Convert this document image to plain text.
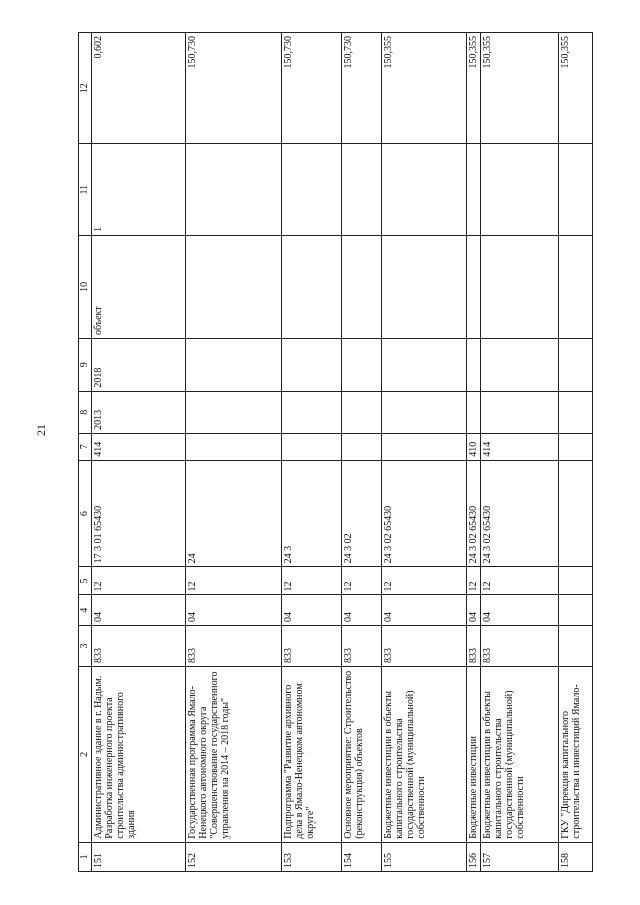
21
1	2	3	4	5	6	7	8	9	10	11	12
151	Административное здание в г. Надым. Разработка инженерного проекта строительства административного здания	833	04	12	17 3 01 65430	414	2013	2018	объект	1	0,602
152	Государственная программа Ямало-Ненецкого автономного округа "Совершенствование государственного управления на 2014 – 2018 годы"	833	04	12	24						150,730
153	Подпрограмма "Развитие архивного дела в Ямало-Ненецком автономном округе"	833	04	12	24 3						150,730
154	Основное мероприятие: Строительство (реконструкция) объектов	833	04	12	24 3 02						150,730
155	Бюджетные инвестиции в объекты капитального строительства государственной (муниципальной) собственности	833	04	12	24 3 02 65430						150,355
156	Бюджетные инвестиции	833	04	12	24 3 02 65430	410					150,355
157	Бюджетные инвестиции в объекты капитального строительства государственной (муниципальной) собственности	833	04	12	24 3 02 65430	414					150,355
158	ГКУ "Дирекция капитального строительства и инвестиций Ямало-										150,355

※ ※ ※

- Exercise requirements
Write out all the entries again, word for word, and print no images.

- Completed exercise
Convert this document image to plain text.
21
1	2	3	4	5	6	7	8	9	10	11	12
151	Административное здание в г. Надым. Разработка инженерного проекта строительства административного здания	833	04	12	17 3 01 65430	414	2013	2018	объект	1	0,602
152	Государственная программа Ямало-Ненецкого автономного округа "Совершенствование государственного управления на 2014 – 2018 годы"	833	04	12	24						150,730
153	Подпрограмма "Развитие архивного дела в Ямало-Ненецком автономном округе"	833	04	12	24 3						150,730
154	Основное мероприятие: Строительство (реконструкция) объектов	833	04	12	24 3 02						150,730
155	Бюджетные инвестиции в объекты капитального строительства государственной (муниципальной) собственности	833	04	12	24 3 02 65430						150,355
156	Бюджетные инвестиции	833	04	12	24 3 02 65430	410					150,355
157	Бюджетные инвестиции в объекты капитального строительства государственной (муниципальной) собственности	833	04	12	24 3 02 65430	414					150,355
158	ГКУ "Дирекция капитального строительства и инвестиций Ямало-										150,355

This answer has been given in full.